Stated exercise: List each line of the data that holds the word "巩固训练".

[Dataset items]
[START]
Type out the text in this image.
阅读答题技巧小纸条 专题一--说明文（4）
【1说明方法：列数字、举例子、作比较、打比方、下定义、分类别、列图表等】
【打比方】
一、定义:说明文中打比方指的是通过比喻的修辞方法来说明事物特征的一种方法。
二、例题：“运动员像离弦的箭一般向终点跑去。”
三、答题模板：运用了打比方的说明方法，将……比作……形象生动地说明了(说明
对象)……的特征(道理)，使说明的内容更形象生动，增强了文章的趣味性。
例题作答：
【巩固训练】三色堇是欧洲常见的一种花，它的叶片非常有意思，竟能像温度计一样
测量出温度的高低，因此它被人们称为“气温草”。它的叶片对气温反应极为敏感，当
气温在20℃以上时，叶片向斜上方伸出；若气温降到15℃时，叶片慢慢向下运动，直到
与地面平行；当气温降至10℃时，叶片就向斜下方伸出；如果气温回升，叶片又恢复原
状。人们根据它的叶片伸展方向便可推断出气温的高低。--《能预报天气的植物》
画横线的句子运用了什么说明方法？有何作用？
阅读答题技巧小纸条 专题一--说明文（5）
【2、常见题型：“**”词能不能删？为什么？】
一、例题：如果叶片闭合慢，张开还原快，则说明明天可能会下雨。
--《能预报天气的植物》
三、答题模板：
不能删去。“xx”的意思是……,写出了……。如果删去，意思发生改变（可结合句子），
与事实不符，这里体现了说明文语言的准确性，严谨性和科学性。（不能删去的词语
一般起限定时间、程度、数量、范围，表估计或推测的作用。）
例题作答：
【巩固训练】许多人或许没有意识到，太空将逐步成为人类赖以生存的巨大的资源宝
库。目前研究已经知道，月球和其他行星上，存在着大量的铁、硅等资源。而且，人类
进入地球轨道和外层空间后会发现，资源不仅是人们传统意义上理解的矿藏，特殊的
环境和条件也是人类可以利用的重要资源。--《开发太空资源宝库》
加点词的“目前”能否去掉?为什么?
[END]
Answer to the task:
【巩固训练】三色堇是欧洲常见的一种花，它的叶片非常有意思，竟能像温度计一样
【巩固训练】许多人或许没有意识到，太空将逐步成为人类赖以生存的巨大的资源宝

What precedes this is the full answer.